* START Supplied records *

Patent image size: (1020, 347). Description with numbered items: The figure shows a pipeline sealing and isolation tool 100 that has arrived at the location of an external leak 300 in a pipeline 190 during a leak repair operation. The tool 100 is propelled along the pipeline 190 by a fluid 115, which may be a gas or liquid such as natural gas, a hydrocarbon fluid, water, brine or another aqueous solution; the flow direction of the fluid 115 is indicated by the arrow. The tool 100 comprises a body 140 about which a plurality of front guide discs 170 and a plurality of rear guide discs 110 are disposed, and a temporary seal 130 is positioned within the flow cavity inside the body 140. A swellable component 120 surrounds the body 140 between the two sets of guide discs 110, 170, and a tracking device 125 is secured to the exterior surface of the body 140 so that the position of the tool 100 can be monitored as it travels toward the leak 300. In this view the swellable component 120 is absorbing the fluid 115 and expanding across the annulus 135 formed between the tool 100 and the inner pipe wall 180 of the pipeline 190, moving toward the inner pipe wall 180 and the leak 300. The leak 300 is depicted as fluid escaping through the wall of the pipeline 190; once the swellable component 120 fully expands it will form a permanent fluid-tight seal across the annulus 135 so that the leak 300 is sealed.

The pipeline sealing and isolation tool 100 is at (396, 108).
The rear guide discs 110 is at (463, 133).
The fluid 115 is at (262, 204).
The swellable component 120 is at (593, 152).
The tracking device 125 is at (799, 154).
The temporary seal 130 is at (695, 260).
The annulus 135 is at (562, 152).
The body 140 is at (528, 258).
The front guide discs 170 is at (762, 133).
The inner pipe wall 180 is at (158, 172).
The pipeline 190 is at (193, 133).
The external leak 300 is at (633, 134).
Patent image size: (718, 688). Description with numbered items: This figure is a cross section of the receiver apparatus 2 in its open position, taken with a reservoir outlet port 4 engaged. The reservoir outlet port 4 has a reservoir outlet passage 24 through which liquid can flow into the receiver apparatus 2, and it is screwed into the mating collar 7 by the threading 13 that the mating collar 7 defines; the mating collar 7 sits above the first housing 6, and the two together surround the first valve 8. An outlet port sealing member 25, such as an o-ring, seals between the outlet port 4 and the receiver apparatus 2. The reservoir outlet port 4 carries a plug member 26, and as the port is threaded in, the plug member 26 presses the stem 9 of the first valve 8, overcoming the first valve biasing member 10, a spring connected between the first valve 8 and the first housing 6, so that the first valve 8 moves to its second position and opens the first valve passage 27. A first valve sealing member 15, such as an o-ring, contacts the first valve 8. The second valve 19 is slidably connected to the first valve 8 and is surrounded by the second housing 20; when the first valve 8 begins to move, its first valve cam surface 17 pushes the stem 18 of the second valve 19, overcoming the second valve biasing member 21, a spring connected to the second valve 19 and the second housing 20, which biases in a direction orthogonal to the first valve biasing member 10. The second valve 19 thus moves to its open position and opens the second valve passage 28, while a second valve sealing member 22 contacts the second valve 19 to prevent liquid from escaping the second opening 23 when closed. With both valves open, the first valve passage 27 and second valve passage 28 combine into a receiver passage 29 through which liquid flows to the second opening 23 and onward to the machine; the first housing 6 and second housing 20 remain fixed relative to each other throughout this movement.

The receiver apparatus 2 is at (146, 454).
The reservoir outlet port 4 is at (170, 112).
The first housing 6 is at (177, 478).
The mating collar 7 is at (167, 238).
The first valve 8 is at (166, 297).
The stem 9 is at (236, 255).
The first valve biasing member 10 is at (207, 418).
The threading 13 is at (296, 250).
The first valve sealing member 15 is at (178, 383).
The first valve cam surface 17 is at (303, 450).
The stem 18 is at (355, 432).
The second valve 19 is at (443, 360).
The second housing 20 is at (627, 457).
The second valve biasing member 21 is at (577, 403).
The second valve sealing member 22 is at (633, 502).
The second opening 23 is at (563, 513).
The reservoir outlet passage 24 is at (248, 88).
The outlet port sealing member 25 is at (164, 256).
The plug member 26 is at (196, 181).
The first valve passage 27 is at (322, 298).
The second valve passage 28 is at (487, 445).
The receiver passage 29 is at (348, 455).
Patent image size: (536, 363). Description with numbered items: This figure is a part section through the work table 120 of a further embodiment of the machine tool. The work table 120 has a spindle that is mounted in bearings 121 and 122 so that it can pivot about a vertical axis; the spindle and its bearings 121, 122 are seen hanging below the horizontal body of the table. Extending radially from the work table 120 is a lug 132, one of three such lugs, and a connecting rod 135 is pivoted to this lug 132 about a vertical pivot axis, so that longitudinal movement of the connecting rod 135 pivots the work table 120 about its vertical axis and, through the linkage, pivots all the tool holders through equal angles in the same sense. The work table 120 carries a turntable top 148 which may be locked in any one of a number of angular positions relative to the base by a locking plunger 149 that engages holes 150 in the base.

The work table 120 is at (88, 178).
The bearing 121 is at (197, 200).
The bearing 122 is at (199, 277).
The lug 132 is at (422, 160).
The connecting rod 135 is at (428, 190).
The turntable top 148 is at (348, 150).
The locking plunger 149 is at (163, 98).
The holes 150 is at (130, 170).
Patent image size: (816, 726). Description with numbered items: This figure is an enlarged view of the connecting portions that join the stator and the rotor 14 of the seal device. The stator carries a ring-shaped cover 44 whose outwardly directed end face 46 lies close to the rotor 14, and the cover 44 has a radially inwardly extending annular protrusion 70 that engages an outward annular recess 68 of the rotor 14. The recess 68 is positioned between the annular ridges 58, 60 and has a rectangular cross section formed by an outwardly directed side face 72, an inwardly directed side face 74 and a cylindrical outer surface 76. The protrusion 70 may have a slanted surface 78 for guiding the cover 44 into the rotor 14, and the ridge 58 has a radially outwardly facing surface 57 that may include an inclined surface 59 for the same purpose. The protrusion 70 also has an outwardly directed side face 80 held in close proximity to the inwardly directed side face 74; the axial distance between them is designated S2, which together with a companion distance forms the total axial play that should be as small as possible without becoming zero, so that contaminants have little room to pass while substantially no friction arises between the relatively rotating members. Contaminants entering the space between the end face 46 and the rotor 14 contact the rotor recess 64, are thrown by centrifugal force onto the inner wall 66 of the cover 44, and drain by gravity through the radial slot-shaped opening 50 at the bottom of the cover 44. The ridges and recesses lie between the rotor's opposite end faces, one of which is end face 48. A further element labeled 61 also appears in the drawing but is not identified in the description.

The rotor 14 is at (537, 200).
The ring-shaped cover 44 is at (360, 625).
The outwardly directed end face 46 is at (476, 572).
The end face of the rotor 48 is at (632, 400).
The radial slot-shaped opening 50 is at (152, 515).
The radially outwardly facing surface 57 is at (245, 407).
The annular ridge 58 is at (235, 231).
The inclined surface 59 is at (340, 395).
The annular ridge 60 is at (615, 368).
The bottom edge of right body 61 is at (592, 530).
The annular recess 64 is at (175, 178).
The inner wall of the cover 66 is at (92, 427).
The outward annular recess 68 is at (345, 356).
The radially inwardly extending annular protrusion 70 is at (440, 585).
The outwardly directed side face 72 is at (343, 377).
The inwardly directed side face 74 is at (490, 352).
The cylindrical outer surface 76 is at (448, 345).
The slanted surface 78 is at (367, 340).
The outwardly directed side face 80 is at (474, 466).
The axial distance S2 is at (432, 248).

* END Supplied records *
* START Supplied records *

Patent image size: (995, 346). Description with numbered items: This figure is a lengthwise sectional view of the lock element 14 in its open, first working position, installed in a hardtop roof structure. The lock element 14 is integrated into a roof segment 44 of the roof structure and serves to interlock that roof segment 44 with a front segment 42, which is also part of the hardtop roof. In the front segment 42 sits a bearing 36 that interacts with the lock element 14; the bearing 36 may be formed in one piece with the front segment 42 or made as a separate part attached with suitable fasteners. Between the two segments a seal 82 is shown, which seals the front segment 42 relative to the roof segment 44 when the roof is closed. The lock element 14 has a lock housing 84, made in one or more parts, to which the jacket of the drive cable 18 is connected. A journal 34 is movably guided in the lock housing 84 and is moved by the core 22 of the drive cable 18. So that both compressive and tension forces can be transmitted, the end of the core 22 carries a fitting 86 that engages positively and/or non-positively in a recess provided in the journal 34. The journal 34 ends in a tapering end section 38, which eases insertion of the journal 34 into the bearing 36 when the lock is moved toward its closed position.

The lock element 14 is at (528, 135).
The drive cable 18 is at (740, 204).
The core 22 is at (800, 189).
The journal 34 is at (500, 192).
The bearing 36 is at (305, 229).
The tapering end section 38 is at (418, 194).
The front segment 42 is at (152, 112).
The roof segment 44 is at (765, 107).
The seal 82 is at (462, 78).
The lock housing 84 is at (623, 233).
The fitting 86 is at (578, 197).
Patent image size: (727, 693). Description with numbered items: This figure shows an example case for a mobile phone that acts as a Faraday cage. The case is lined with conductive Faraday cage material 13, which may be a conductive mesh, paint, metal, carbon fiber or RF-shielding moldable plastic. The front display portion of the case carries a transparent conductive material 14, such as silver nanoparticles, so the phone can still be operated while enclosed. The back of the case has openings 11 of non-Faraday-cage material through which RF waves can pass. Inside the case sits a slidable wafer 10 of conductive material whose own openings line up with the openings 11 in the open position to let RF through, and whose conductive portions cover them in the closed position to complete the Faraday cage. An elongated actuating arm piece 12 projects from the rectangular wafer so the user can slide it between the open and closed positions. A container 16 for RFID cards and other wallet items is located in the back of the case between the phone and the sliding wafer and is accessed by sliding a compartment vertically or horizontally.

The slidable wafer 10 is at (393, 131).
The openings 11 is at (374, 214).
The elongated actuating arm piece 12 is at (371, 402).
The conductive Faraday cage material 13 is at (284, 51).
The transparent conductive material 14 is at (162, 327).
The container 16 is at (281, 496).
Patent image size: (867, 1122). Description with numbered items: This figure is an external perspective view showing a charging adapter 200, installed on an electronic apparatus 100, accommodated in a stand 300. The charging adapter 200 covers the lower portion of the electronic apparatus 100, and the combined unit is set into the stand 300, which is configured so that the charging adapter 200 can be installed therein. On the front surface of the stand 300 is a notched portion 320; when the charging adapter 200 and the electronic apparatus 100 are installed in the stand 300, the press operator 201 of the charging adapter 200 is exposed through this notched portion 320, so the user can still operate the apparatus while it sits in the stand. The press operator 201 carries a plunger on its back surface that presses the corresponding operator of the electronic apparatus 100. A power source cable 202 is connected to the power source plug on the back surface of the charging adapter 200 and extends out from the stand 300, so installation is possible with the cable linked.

* END Supplied records *

Problem »
Print everything from the line containing "Patent image size: (1020, 347)." down to the line containing "The fluid 115 is at (262, 204).", keeping both of those lines and changing nothing.

Answer to this task »
Patent image size: (1020, 347). Description with numbered items: The figure shows a pipeline sealing and isolation tool 100 that has arrived at the location of an external leak 300 in a pipeline 190 during a leak repair operation. The tool 100 is propelled along the pipeline 190 by a fluid 115, which may be a gas or liquid such as natural gas, a hydrocarbon fluid, water, brine or another aqueous solution; the flow direction of the fluid 115 is indicated by the arrow. The tool 100 comprises a body 140 about which a plurality of front guide discs 170 and a plurality of rear guide discs 110 are disposed, and a temporary seal 130 is positioned within the flow cavity inside the body 140. A swellable component 120 surrounds the body 140 between the two sets of guide discs 110, 170, and a tracking device 125 is secured to the exterior surface of the body 140 so that the position of the tool 100 can be monitored as it travels toward the leak 300. In this view the swellable component 120 is absorbing the fluid 115 and expanding across the annulus 135 formed between the tool 100 and the inner pipe wall 180 of the pipeline 190, moving toward the inner pipe wall 180 and the leak 300. The leak 300 is depicted as fluid escaping through the wall of the pipeline 190; once the swellable component 120 fully expands it will form a permanent fluid-tight seal across the annulus 135 so that the leak 300 is sealed.

The pipeline sealing and isolation tool 100 is at (396, 108).
The rear guide discs 110 is at (463, 133).
The fluid 115 is at (262, 204).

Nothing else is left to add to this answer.